** Start **

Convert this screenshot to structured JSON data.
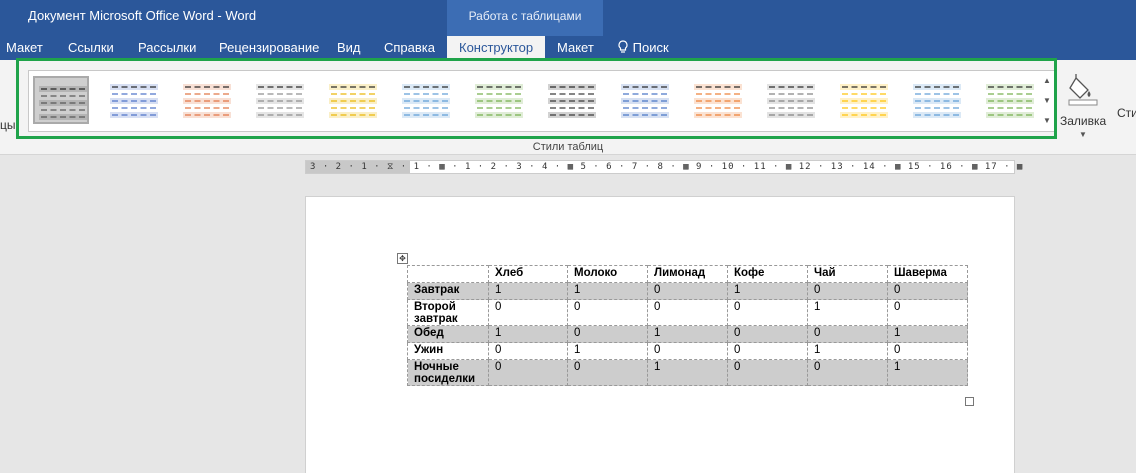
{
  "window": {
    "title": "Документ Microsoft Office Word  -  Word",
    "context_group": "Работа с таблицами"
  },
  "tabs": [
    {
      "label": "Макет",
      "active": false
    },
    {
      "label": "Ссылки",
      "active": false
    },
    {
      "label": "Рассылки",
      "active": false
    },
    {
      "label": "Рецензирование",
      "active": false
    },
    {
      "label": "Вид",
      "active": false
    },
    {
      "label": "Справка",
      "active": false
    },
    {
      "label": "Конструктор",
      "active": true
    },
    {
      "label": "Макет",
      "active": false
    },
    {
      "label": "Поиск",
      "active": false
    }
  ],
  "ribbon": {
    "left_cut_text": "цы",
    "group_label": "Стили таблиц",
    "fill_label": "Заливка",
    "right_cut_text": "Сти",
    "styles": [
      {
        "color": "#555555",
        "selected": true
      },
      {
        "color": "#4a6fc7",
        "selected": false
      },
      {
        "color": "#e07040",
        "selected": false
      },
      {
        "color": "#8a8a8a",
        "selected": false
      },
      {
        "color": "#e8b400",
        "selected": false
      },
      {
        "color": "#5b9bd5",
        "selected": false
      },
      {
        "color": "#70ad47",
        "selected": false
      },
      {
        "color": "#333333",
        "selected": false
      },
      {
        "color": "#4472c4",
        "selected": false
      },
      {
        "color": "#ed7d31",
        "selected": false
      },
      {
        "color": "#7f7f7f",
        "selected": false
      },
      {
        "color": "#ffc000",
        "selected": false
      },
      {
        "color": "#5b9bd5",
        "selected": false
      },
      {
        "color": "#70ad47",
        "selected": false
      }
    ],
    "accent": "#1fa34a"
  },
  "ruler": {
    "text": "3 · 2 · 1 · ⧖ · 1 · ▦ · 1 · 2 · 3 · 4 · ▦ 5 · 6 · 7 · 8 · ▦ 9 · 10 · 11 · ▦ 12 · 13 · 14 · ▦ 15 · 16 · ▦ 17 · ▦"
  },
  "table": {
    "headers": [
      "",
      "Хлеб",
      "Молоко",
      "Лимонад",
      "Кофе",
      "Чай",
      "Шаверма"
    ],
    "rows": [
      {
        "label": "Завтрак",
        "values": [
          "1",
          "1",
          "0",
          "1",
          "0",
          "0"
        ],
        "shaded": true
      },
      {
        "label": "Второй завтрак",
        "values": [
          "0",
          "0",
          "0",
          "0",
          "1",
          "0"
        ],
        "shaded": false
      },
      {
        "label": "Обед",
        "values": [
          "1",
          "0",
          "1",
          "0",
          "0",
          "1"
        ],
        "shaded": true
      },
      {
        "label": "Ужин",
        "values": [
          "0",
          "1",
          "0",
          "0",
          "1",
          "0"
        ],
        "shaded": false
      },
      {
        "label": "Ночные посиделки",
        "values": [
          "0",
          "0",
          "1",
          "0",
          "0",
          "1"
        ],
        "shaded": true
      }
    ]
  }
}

** End **

YOUR TASK:
Word for word, quote the lines above. Omit the pictures.

RESPONSE BELOW:
Convert this screenshot to structured JSON data.
{
  "window": {
    "title": "Документ Microsoft Office Word  -  Word",
    "context_group": "Работа с таблицами"
  },
  "tabs": [
    {
      "label": "Макет",
      "active": false
    },
    {
      "label": "Ссылки",
      "active": false
    },
    {
      "label": "Рассылки",
      "active": false
    },
    {
      "label": "Рецензирование",
      "active": false
    },
    {
      "label": "Вид",
      "active": false
    },
    {
      "label": "Справка",
      "active": false
    },
    {
      "label": "Конструктор",
      "active": true
    },
    {
      "label": "Макет",
      "active": false
    },
    {
      "label": "Поиск",
      "active": false
    }
  ],
  "ribbon": {
    "left_cut_text": "цы",
    "group_label": "Стили таблиц",
    "fill_label": "Заливка",
    "right_cut_text": "Сти",
    "styles": [
      {
        "color": "#555555",
        "selected": true
      },
      {
        "color": "#4a6fc7",
        "selected": false
      },
      {
        "color": "#e07040",
        "selected": false
      },
      {
        "color": "#8a8a8a",
        "selected": false
      },
      {
        "color": "#e8b400",
        "selected": false
      },
      {
        "color": "#5b9bd5",
        "selected": false
      },
      {
        "color": "#70ad47",
        "selected": false
      },
      {
        "color": "#333333",
        "selected": false
      },
      {
        "color": "#4472c4",
        "selected": false
      },
      {
        "color": "#ed7d31",
        "selected": false
      },
      {
        "color": "#7f7f7f",
        "selected": false
      },
      {
        "color": "#ffc000",
        "selected": false
      },
      {
        "color": "#5b9bd5",
        "selected": false
      },
      {
        "color": "#70ad47",
        "selected": false
      }
    ],
    "accent": "#1fa34a"
  },
  "ruler": {
    "text": "3 · 2 · 1 · ⧖ · 1 · ▦ · 1 · 2 · 3 · 4 · ▦ 5 · 6 · 7 · 8 · ▦ 9 · 10 · 11 · ▦ 12 · 13 · 14 · ▦ 15 · 16 · ▦ 17 · ▦"
  },
  "table": {
    "headers": [
      "",
      "Хлеб",
      "Молоко",
      "Лимонад",
      "Кофе",
      "Чай",
      "Шаверма"
    ],
    "rows": [
      {
        "label": "Завтрак",
        "values": [
          "1",
          "1",
          "0",
          "1",
          "0",
          "0"
        ],
        "shaded": true
      },
      {
        "label": "Второй завтрак",
        "values": [
          "0",
          "0",
          "0",
          "0",
          "1",
          "0"
        ],
        "shaded": false
      },
      {
        "label": "Обед",
        "values": [
          "1",
          "0",
          "1",
          "0",
          "0",
          "1"
        ],
        "shaded": true
      },
      {
        "label": "Ужин",
        "values": [
          "0",
          "1",
          "0",
          "0",
          "1",
          "0"
        ],
        "shaded": false
      },
      {
        "label": "Ночные посиделки",
        "values": [
          "0",
          "0",
          "1",
          "0",
          "0",
          "1"
        ],
        "shaded": true
      }
    ]
  }
}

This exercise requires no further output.